[Entries taken from a collection]

_ _ _ _ _ _ _

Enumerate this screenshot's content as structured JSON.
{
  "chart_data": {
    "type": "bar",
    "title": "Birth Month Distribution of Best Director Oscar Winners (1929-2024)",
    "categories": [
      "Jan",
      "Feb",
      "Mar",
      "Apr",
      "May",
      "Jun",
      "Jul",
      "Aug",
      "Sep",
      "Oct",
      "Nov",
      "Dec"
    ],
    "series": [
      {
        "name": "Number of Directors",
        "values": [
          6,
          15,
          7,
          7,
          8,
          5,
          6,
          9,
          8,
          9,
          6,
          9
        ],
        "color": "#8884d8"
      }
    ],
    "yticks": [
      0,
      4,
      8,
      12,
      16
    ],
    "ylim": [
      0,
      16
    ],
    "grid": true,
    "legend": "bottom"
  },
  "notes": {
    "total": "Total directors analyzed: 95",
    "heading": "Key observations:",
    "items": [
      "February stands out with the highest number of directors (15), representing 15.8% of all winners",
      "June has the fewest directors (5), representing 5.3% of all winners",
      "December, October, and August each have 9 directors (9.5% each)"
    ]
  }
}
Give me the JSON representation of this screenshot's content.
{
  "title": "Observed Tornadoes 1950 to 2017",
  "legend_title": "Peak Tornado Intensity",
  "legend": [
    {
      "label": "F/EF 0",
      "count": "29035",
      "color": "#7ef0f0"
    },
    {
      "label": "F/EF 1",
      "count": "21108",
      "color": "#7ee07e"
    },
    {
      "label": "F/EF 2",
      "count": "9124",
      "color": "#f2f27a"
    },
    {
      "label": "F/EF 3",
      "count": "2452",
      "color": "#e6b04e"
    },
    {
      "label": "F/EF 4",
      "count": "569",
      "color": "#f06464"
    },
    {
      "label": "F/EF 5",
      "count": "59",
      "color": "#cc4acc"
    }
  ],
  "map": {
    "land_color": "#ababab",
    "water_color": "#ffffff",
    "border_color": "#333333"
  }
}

_ _ _ _ _ _ _

▶ Objective
Write out exactly the lines starting with the one that holds "Give me the" and running through the last line above.

▶ Answer in full
Give me the JSON representation of this screenshot's content.
{
  "title": "Observed Tornadoes 1950 to 2017",
  "legend_title": "Peak Tornado Intensity",
  "legend": [
    {
      "label": "F/EF 0",
      "count": "29035",
      "color": "#7ef0f0"
    },
    {
      "label": "F/EF 1",
      "count": "21108",
      "color": "#7ee07e"
    },
    {
      "label": "F/EF 2",
      "count": "9124",
      "color": "#f2f27a"
    },
    {
      "label": "F/EF 3",
      "count": "2452",
      "color": "#e6b04e"
    },
    {
      "label": "F/EF 4",
      "count": "569",
      "color": "#f06464"
    },
    {
      "label": "F/EF 5",
      "count": "59",
      "color": "#cc4acc"
    }
  ],
  "map": {
    "land_color": "#ababab",
    "water_color": "#ffffff",
    "border_color": "#333333"
  }
}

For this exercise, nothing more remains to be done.